PROBLEM TO SOLVE: Locate all lines with the word "maximise". Copy them.

LISTED ENTRIES:
####################

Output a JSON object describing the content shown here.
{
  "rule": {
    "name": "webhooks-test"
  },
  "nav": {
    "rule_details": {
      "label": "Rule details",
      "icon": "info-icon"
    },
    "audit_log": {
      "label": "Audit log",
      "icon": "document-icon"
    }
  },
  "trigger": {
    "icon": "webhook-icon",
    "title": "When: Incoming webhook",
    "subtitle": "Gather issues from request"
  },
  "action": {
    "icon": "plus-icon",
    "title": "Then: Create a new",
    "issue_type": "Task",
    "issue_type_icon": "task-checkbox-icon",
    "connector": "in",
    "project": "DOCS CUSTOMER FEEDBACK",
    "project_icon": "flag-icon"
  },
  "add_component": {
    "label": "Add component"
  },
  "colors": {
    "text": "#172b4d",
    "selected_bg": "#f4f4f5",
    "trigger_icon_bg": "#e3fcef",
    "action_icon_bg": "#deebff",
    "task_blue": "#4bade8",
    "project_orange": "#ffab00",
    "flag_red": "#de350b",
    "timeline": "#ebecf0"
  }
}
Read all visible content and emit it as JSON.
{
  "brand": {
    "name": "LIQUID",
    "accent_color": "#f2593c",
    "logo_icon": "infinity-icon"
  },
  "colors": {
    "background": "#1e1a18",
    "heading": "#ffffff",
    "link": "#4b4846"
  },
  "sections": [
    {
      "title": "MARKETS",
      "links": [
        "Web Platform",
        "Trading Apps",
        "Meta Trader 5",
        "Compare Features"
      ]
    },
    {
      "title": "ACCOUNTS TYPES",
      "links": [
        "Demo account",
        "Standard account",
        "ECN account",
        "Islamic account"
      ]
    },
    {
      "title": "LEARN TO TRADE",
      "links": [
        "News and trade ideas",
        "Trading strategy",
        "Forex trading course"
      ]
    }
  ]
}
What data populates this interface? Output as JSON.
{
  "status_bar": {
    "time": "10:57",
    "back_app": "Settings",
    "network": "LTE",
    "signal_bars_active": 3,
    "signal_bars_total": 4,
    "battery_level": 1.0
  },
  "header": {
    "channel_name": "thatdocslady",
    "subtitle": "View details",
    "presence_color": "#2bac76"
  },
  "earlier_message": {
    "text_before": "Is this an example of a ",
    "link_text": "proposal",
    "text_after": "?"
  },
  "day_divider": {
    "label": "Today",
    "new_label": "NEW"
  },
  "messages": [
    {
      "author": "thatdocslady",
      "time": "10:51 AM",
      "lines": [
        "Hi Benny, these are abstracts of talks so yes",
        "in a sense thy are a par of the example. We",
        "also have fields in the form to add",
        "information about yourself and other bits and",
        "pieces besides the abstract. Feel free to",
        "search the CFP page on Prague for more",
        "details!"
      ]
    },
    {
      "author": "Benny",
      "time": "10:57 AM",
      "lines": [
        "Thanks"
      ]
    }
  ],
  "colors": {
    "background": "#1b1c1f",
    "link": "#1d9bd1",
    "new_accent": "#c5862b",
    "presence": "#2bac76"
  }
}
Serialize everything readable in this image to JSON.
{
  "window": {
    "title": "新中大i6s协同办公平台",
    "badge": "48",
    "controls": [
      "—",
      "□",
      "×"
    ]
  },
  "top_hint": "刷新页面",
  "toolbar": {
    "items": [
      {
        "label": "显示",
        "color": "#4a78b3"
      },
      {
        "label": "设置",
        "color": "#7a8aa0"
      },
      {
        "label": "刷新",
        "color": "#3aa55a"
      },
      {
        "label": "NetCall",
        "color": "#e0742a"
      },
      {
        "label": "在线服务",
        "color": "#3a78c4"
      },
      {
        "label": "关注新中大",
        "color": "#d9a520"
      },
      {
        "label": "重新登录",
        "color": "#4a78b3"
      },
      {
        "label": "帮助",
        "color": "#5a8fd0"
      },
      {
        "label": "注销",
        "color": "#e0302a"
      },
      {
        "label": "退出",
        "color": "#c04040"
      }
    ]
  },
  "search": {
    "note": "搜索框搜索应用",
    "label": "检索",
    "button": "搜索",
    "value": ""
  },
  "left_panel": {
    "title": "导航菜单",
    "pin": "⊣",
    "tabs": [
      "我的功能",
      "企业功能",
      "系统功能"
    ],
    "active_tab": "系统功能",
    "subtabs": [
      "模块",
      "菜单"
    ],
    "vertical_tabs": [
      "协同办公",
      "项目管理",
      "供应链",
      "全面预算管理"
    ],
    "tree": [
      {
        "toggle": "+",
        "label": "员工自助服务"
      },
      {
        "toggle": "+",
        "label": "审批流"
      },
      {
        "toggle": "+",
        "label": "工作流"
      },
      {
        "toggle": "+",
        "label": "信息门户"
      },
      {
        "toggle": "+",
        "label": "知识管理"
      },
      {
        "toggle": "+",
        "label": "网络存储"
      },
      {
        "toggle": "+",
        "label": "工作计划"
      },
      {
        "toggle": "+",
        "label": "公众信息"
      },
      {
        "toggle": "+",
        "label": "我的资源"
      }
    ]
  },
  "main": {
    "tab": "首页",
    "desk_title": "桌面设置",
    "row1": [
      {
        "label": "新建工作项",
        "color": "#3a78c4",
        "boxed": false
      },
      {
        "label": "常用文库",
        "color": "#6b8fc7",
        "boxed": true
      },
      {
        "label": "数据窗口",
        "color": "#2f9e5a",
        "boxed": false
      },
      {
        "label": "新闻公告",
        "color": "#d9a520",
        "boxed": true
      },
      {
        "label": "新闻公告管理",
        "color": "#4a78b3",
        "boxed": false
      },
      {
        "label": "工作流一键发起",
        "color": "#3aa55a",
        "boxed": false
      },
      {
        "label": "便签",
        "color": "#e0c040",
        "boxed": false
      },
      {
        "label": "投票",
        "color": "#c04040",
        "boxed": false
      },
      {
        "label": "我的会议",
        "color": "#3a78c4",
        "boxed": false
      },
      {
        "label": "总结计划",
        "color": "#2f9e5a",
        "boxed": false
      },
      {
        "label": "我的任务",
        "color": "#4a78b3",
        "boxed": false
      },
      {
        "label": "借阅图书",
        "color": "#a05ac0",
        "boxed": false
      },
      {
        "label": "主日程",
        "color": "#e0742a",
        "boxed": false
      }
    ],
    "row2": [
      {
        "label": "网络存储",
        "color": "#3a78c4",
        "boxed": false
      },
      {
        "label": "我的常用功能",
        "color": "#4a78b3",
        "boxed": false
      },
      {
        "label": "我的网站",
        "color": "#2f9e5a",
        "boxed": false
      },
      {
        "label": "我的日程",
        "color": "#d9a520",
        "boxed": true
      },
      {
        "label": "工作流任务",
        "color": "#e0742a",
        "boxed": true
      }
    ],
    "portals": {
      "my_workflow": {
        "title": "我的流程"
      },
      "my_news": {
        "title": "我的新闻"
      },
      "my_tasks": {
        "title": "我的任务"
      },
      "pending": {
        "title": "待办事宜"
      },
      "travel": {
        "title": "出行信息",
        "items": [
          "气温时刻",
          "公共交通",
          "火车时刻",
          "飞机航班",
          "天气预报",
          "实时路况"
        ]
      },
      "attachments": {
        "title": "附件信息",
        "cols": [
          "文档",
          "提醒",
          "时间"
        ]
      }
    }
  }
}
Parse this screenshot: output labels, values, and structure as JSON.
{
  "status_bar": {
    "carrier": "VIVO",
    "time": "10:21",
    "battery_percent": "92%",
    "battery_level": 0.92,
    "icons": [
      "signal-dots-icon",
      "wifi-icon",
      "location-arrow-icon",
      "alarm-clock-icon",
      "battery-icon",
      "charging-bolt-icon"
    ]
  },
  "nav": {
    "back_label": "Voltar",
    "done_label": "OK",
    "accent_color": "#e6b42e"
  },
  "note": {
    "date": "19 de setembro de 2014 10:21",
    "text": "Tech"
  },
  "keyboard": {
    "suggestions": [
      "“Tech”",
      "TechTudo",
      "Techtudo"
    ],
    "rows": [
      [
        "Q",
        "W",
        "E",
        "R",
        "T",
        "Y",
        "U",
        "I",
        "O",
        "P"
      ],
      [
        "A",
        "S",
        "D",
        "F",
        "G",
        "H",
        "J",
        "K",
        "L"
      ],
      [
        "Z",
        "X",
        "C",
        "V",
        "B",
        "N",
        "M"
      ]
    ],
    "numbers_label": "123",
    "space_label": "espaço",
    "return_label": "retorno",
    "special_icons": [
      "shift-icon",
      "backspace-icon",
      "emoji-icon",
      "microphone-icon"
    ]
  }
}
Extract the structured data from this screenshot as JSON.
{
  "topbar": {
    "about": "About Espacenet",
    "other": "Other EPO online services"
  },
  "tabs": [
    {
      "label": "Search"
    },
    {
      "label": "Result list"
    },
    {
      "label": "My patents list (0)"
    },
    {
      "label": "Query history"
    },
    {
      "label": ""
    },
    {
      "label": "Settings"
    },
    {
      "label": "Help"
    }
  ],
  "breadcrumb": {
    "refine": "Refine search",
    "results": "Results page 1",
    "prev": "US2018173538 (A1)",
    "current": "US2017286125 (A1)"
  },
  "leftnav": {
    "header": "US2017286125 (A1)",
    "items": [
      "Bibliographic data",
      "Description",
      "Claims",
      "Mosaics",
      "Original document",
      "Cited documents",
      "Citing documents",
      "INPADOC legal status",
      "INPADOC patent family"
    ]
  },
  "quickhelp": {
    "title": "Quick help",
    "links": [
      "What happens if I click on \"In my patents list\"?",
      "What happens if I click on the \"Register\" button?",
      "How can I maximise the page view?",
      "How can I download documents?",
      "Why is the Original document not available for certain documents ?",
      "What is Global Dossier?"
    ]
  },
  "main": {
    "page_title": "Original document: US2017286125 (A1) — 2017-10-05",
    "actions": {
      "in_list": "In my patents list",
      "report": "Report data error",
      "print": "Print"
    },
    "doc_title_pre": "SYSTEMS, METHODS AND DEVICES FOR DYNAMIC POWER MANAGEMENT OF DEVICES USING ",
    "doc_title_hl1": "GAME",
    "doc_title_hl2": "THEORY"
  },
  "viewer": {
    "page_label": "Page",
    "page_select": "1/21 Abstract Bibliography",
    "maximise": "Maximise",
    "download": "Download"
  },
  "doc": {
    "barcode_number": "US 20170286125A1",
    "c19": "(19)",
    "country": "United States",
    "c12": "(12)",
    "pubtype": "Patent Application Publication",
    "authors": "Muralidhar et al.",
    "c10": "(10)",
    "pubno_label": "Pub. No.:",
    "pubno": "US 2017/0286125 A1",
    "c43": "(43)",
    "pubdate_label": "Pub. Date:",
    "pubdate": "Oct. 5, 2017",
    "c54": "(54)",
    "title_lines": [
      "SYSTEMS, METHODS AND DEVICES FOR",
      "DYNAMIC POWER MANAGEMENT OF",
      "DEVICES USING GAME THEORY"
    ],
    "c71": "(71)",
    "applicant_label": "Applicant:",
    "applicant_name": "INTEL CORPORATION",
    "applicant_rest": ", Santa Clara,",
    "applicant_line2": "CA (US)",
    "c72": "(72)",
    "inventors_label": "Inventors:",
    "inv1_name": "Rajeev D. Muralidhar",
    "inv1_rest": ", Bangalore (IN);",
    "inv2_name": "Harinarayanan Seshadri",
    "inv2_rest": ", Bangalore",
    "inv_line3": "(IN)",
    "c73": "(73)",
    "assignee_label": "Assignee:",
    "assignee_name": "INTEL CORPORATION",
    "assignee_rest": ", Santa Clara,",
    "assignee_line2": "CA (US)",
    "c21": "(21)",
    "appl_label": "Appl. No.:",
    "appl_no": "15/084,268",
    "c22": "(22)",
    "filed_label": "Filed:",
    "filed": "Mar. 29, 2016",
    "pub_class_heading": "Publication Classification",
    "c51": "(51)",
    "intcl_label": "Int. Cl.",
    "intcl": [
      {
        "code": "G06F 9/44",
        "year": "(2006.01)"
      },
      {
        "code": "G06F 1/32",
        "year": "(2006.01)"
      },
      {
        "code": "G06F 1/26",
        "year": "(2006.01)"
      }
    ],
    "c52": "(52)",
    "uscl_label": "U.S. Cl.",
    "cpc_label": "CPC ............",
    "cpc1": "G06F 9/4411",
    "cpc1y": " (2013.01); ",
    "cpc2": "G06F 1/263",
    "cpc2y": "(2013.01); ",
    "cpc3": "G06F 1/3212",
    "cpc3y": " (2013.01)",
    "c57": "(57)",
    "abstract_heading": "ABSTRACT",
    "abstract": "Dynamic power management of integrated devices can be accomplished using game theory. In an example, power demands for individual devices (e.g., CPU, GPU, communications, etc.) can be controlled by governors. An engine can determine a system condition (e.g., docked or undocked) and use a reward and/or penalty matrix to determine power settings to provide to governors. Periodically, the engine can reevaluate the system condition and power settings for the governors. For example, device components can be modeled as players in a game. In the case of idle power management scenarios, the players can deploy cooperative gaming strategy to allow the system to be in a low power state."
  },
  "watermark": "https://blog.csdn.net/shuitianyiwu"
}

####################

EXPECTED ANSWER:
      "How can I maximise the page view?",
    "maximise": "Maximise",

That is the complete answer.